§ REQUIREMENTS
State the number of lines that hold the string "Totalmente", with nothing added.

§ EXTRACTED ENTRIES
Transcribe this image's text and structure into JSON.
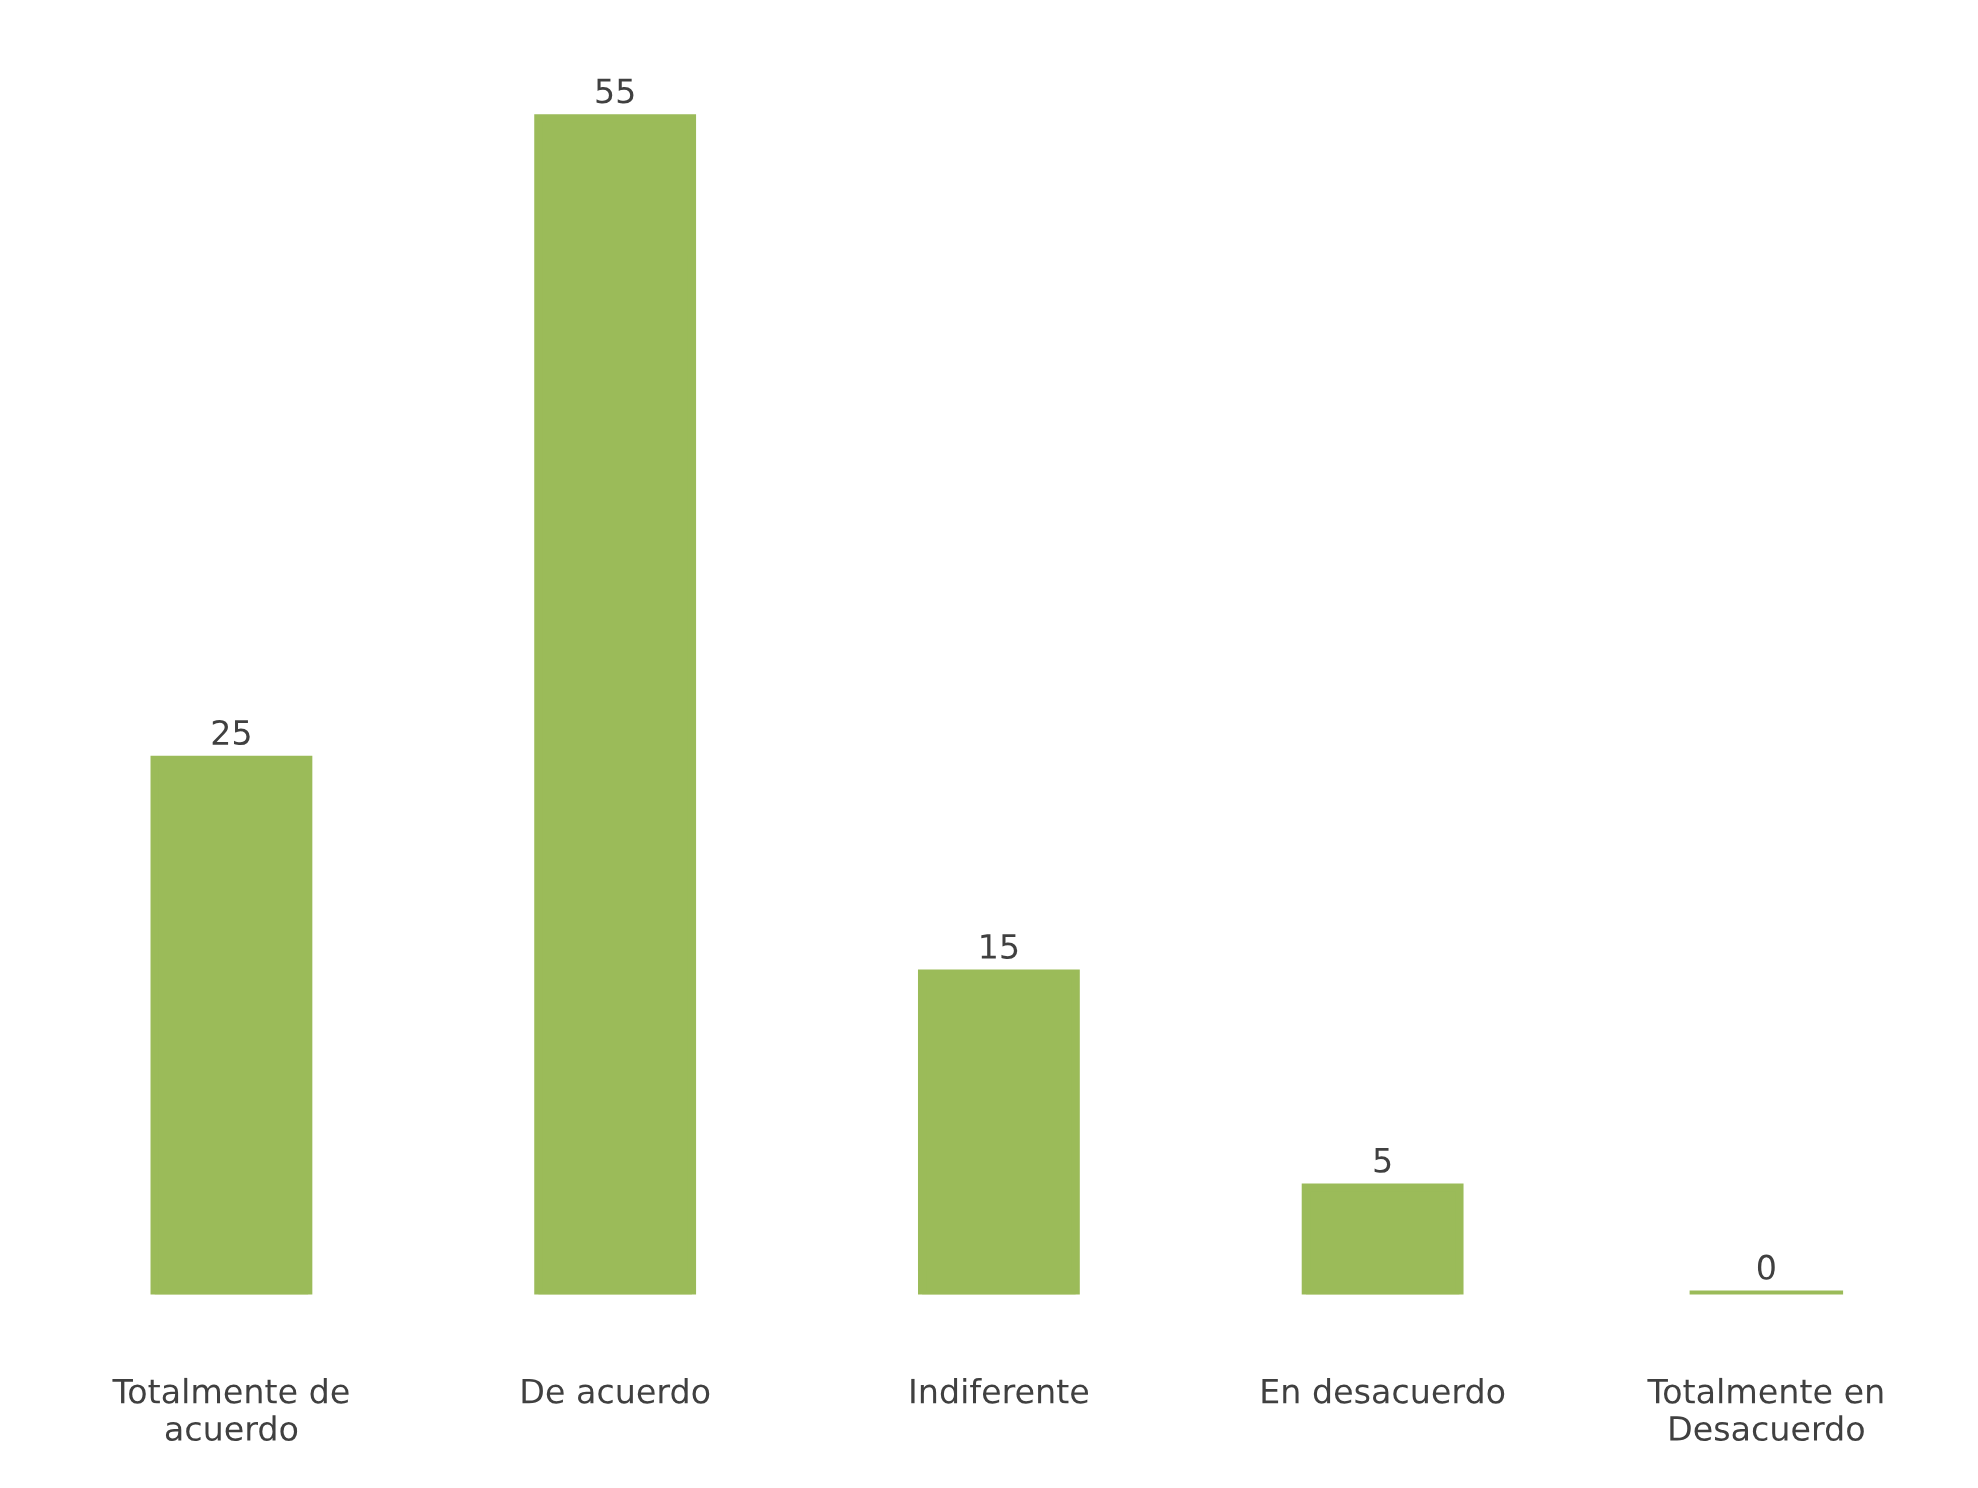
{
  "chart_data": {
    "type": "bar",
    "categories": [
      "Totalmente de\nacuerdo",
      "De acuerdo",
      "Indiferente",
      "En desacuerdo",
      "Totalmente en\nDesacuerdo"
    ],
    "values": [
      25,
      55,
      15,
      5,
      0
    ],
    "color": "#9bbb59",
    "data_labels": true,
    "grid": false,
    "legend": false
  }
}
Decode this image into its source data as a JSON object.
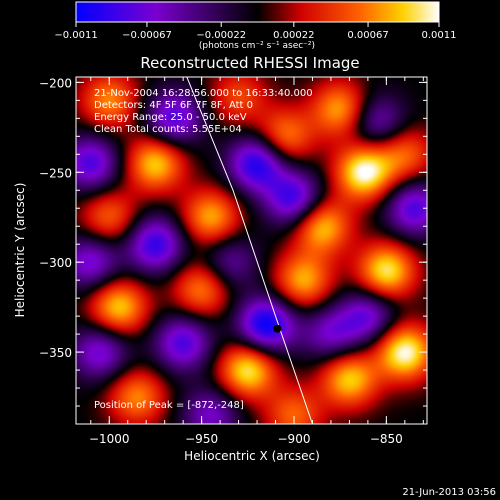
{
  "chart_data": {
    "type": "heatmap",
    "title": "Reconstructed RHESSI Image",
    "xlabel": "Heliocentric X (arcsec)",
    "ylabel": "Heliocentric Y (arcsec)",
    "xlim": [
      -1018,
      -828
    ],
    "ylim": [
      -390,
      -197
    ],
    "xticks": [
      -1000,
      -950,
      -900,
      -850
    ],
    "yticks": [
      -200,
      -250,
      -300,
      -350
    ],
    "xtick_labels": [
      "−1000",
      "−950",
      "−900",
      "−850"
    ],
    "ytick_labels": [
      "−200",
      "−250",
      "−300",
      "−350"
    ],
    "colorbar": {
      "min": -0.0011,
      "max": 0.0011,
      "ticks": [
        -0.0011,
        -0.00067,
        -0.00022,
        0.00022,
        0.00067,
        0.0011
      ],
      "tick_labels": [
        "−0.0011",
        "−0.00067",
        "−0.00022",
        "0.00022",
        "0.00067",
        "0.0011"
      ],
      "label": "(photons cm⁻² s⁻¹ asec⁻²)",
      "colors": [
        "#0000ff",
        "#7a00d0",
        "#000000",
        "#d00000",
        "#ff6000",
        "#ffd000",
        "#ffffff"
      ]
    },
    "limb_line": {
      "x": [
        -958,
        -933,
        -910,
        -890
      ],
      "y": [
        -197,
        -260,
        -330,
        -390
      ]
    },
    "blobs": [
      {
        "x": -1000,
        "y": -210,
        "v": 0.0007
      },
      {
        "x": -975,
        "y": -245,
        "v": 0.0009
      },
      {
        "x": -930,
        "y": -208,
        "v": 0.0005
      },
      {
        "x": -875,
        "y": -215,
        "v": 0.0008
      },
      {
        "x": -862,
        "y": -250,
        "v": 0.0011
      },
      {
        "x": -840,
        "y": -240,
        "v": 0.0006
      },
      {
        "x": -905,
        "y": -230,
        "v": 0.0007
      },
      {
        "x": -945,
        "y": -275,
        "v": 0.0008
      },
      {
        "x": -1000,
        "y": -275,
        "v": 0.0006
      },
      {
        "x": -885,
        "y": -280,
        "v": 0.0009
      },
      {
        "x": -850,
        "y": -305,
        "v": 0.001
      },
      {
        "x": -895,
        "y": -310,
        "v": 0.0008
      },
      {
        "x": -995,
        "y": -325,
        "v": 0.0009
      },
      {
        "x": -950,
        "y": -315,
        "v": 0.0007
      },
      {
        "x": -840,
        "y": -350,
        "v": 0.0011
      },
      {
        "x": -870,
        "y": -365,
        "v": 0.0009
      },
      {
        "x": -925,
        "y": -360,
        "v": 0.001
      },
      {
        "x": -985,
        "y": -375,
        "v": 0.0007
      },
      {
        "x": -900,
        "y": -385,
        "v": 0.0006
      },
      {
        "x": -920,
        "y": -245,
        "v": -0.001
      },
      {
        "x": -965,
        "y": -220,
        "v": -0.0008
      },
      {
        "x": -900,
        "y": -265,
        "v": -0.0009
      },
      {
        "x": -1010,
        "y": -245,
        "v": -0.0008
      },
      {
        "x": -975,
        "y": -290,
        "v": -0.0009
      },
      {
        "x": -915,
        "y": -335,
        "v": -0.0011
      },
      {
        "x": -960,
        "y": -345,
        "v": -0.0008
      },
      {
        "x": -860,
        "y": -330,
        "v": -0.0007
      },
      {
        "x": -835,
        "y": -270,
        "v": -0.0008
      },
      {
        "x": -855,
        "y": -222,
        "v": -0.0006
      },
      {
        "x": -1010,
        "y": -300,
        "v": -0.0007
      },
      {
        "x": -1005,
        "y": -350,
        "v": -0.0007
      },
      {
        "x": -945,
        "y": -385,
        "v": -0.0006
      },
      {
        "x": -880,
        "y": -340,
        "v": -0.0006
      },
      {
        "x": -935,
        "y": -300,
        "v": -0.0005
      }
    ],
    "annotations": {
      "time": "21-Nov-2004 16:28:56.000 to 16:33:40.000",
      "detectors": "Detectors: 4F 5F 6F 7F 8F, Att 0",
      "energy": "Energy Range: 25.0 - 50.0 keV",
      "method": "Clean    Total counts: 5.55E+04",
      "peak": "Position of Peak = [-872,-248]"
    }
  },
  "footer": {
    "timestamp": "21-Jun-2013 03:56"
  }
}
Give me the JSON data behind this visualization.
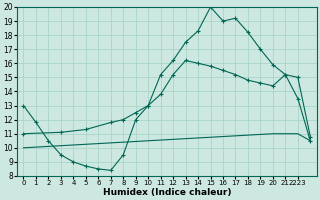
{
  "xlabel": "Humidex (Indice chaleur)",
  "bg_color": "#cce8e0",
  "grid_color": "#aad4c8",
  "line_color": "#006655",
  "xlim": [
    -0.5,
    23.5
  ],
  "ylim": [
    8,
    20
  ],
  "xtick_labels": [
    "0",
    "1",
    "2",
    "3",
    "4",
    "5",
    "6",
    "7",
    "8",
    "9",
    "10",
    "11",
    "12",
    "13",
    "14",
    "15",
    "16",
    "17",
    "18",
    "19",
    "20",
    "21",
    "2223"
  ],
  "xticks": [
    0,
    1,
    2,
    3,
    4,
    5,
    6,
    7,
    8,
    9,
    10,
    11,
    12,
    13,
    14,
    15,
    16,
    17,
    18,
    19,
    20,
    21,
    22
  ],
  "yticks": [
    8,
    9,
    10,
    11,
    12,
    13,
    14,
    15,
    16,
    17,
    18,
    19,
    20
  ],
  "line1_x": [
    0,
    1,
    2,
    3,
    4,
    5,
    6,
    7,
    8,
    9,
    10,
    11,
    12,
    13,
    14,
    15,
    16,
    17,
    18,
    19,
    20,
    21,
    22,
    23
  ],
  "line1_y": [
    13.0,
    11.8,
    10.5,
    9.5,
    9.0,
    8.7,
    8.5,
    8.4,
    9.5,
    12.0,
    13.0,
    15.2,
    16.2,
    17.5,
    18.3,
    20.0,
    19.0,
    19.2,
    18.2,
    17.0,
    15.9,
    15.2,
    13.5,
    10.5
  ],
  "line2_x": [
    0,
    3,
    5,
    7,
    8,
    9,
    10,
    11,
    12,
    13,
    14,
    15,
    16,
    17,
    18,
    19,
    20,
    21,
    22,
    23
  ],
  "line2_y": [
    11.0,
    11.1,
    11.3,
    11.8,
    12.0,
    12.5,
    13.0,
    13.8,
    15.2,
    16.2,
    16.0,
    15.8,
    15.5,
    15.2,
    14.8,
    14.6,
    14.4,
    15.2,
    15.0,
    10.8
  ],
  "line3_x": [
    0,
    1,
    2,
    3,
    4,
    5,
    6,
    7,
    8,
    9,
    10,
    11,
    12,
    13,
    14,
    15,
    16,
    17,
    18,
    19,
    20,
    21,
    22,
    23
  ],
  "line3_y": [
    10.0,
    10.05,
    10.1,
    10.15,
    10.2,
    10.25,
    10.3,
    10.35,
    10.4,
    10.45,
    10.5,
    10.55,
    10.6,
    10.65,
    10.7,
    10.75,
    10.8,
    10.85,
    10.9,
    10.95,
    11.0,
    11.0,
    11.0,
    10.5
  ]
}
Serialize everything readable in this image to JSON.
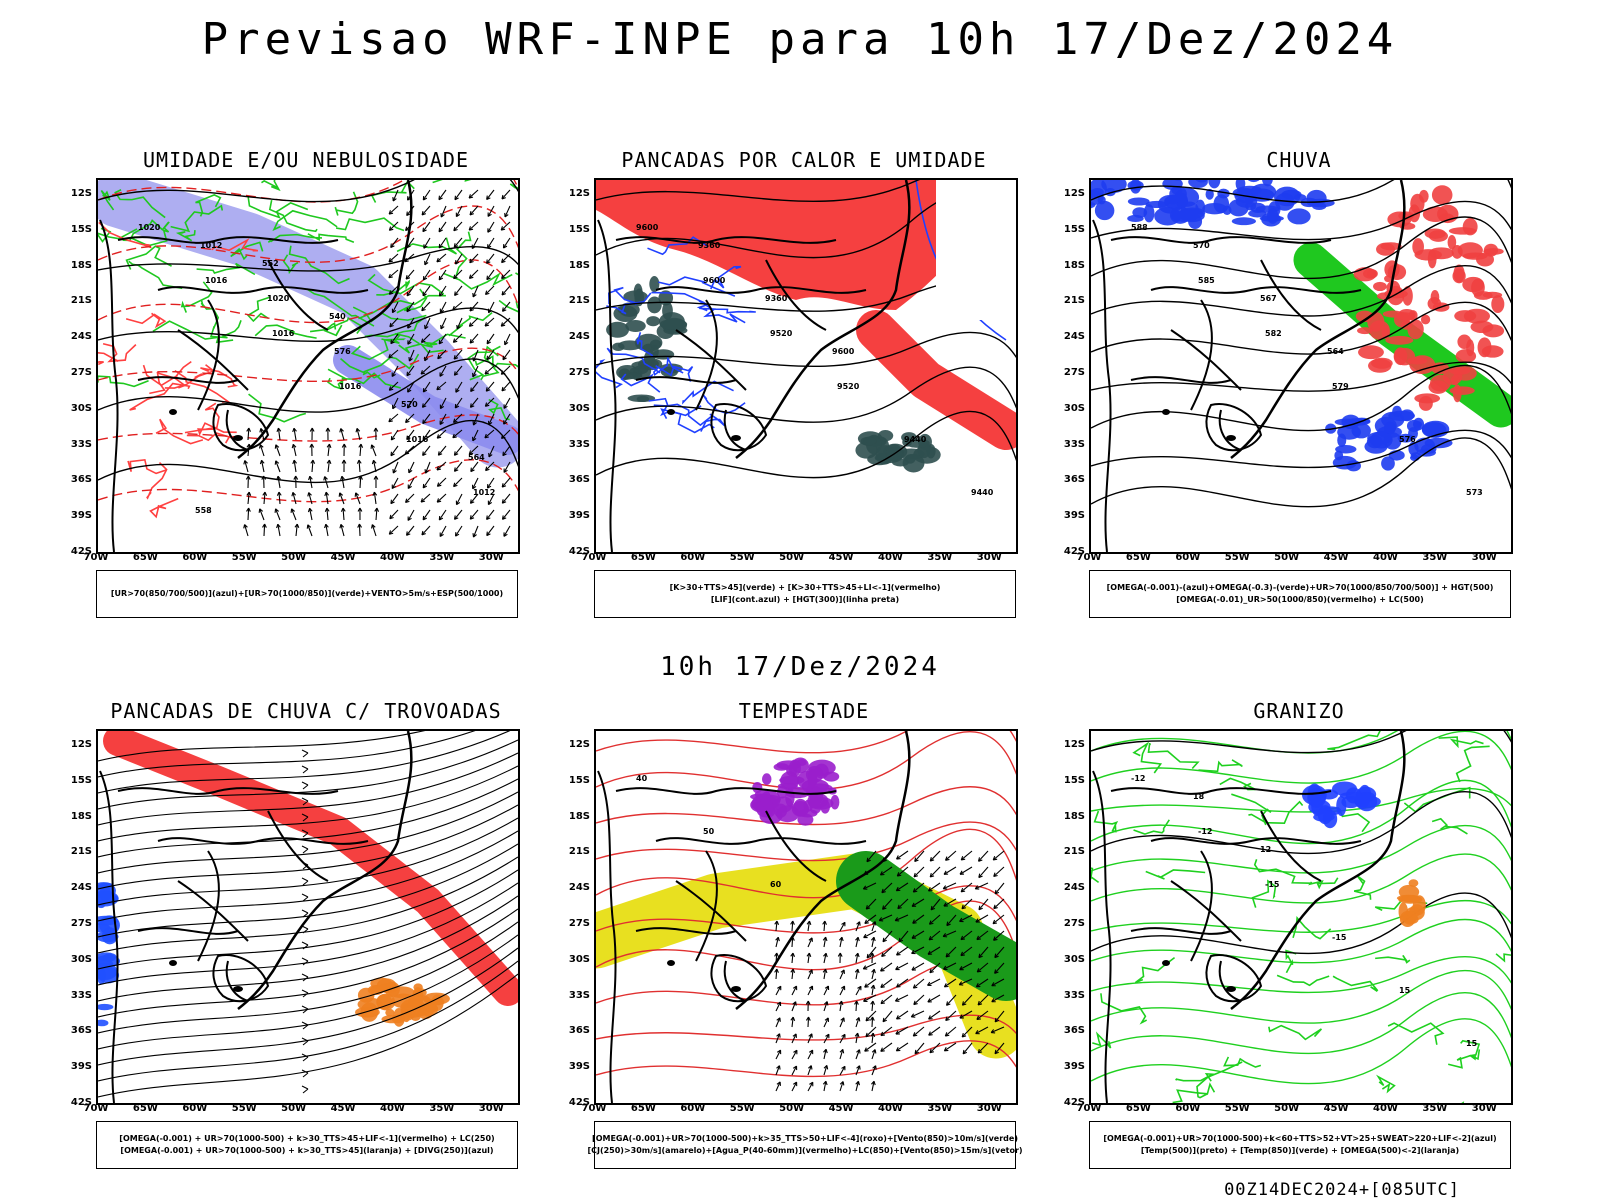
{
  "title": "Previsao WRF-INPE  para 10h 17/Dez/2024",
  "subtitle": "10h 17/Dez/2024",
  "footer": "00Z14DEC2024+[085UTC]",
  "axes": {
    "lat_labels": [
      "12S",
      "15S",
      "18S",
      "21S",
      "24S",
      "27S",
      "30S",
      "33S",
      "36S",
      "39S",
      "42S"
    ],
    "lon_labels": [
      "70W",
      "65W",
      "60W",
      "55W",
      "50W",
      "45W",
      "40W",
      "35W",
      "30W"
    ]
  },
  "panels": [
    {
      "id": "umidade",
      "title": "UMIDADE E/OU NEBULOSIDADE",
      "legend": [
        "[UR>70(850/700/500)](azul)+[UR>70(1000/850)](verde)+VENTO>5m/s+ESP(500/1000)"
      ],
      "fields": [
        "blue",
        "green",
        "redlines",
        "vectors"
      ],
      "contour_values": [
        "1020",
        "1016",
        "1016",
        "1016",
        "1016",
        "1012",
        "1012",
        "1020",
        "576",
        "570",
        "564",
        "558",
        "552",
        "540"
      ]
    },
    {
      "id": "pancadas-calor",
      "title": "PANCADAS POR CALOR E UMIDADE",
      "legend": [
        "[K>30+TTS>45](verde) + [K>30+TTS>45+LI<-1](vermelho)",
        "[LIF](cont.azul) + [HGT(300)](linha preta)"
      ],
      "fields": [
        "redfill",
        "darkgreen",
        "bluelines",
        "blacklines"
      ],
      "contour_values": [
        "9600",
        "9600",
        "9520",
        "9520",
        "9440",
        "9440",
        "9360",
        "9360",
        "9600"
      ]
    },
    {
      "id": "chuva",
      "title": "CHUVA",
      "legend": [
        "[OMEGA(-0.001)-(azul)+OMEGA(-0.3)-(verde)+UR>70(1000/850/700/500)] + HGT(500)",
        "[OMEGA(-0.01)_UR>50(1000/850)(vermelho) + LC(500)"
      ],
      "fields": [
        "blue",
        "green",
        "redfill",
        "blacklines"
      ],
      "contour_values": [
        "588",
        "585",
        "582",
        "579",
        "576",
        "573",
        "570",
        "567",
        "564"
      ]
    },
    {
      "id": "pancadas-trovoadas",
      "title": "PANCADAS DE CHUVA C/ TROVOADAS",
      "legend": [
        "[OMEGA(-0.001) + UR>70(1000-500) + k>30_TTS>45+LIF<-1](vermelho) + LC(250)",
        "[OMEGA(-0.001) + UR>70(1000-500) + k>30_TTS>45](laranja) + [DIVG(250)](azul)"
      ],
      "fields": [
        "redfill",
        "orange",
        "blue",
        "streamlines"
      ],
      "contour_values": []
    },
    {
      "id": "tempestade",
      "title": "TEMPESTADE",
      "legend": [
        "[OMEGA(-0.001)+UR>70(1000-500)+k>35_TTS>50+LIF<-4](roxo)+[Vento(850)>10m/s](verde)",
        "[CJ(250)>30m/s](amarelo)+[Agua_P(40-60mm)](vermelho)+LC(850)+[Vento(850)>15m/s](vetor)"
      ],
      "fields": [
        "yellow",
        "redlines",
        "purple",
        "green",
        "vectors"
      ],
      "contour_values": [
        "40",
        "50",
        "60"
      ]
    },
    {
      "id": "granizo",
      "title": "GRANIZO",
      "legend": [
        "[OMEGA(-0.001)+UR>70(1000-500)+k<60+TTS>52+VT>25+SWEAT>220+LIF<-2](azul)",
        "[Temp(500)](preto) + [Temp(850)](verde) + [OMEGA(500)<-2](laranja)"
      ],
      "fields": [
        "greenlines",
        "orange",
        "blue"
      ],
      "contour_values": [
        "-12",
        "-12",
        "-15",
        "-15",
        "15",
        "15",
        "18",
        "12"
      ]
    }
  ]
}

§ ANSWER IN FULL
2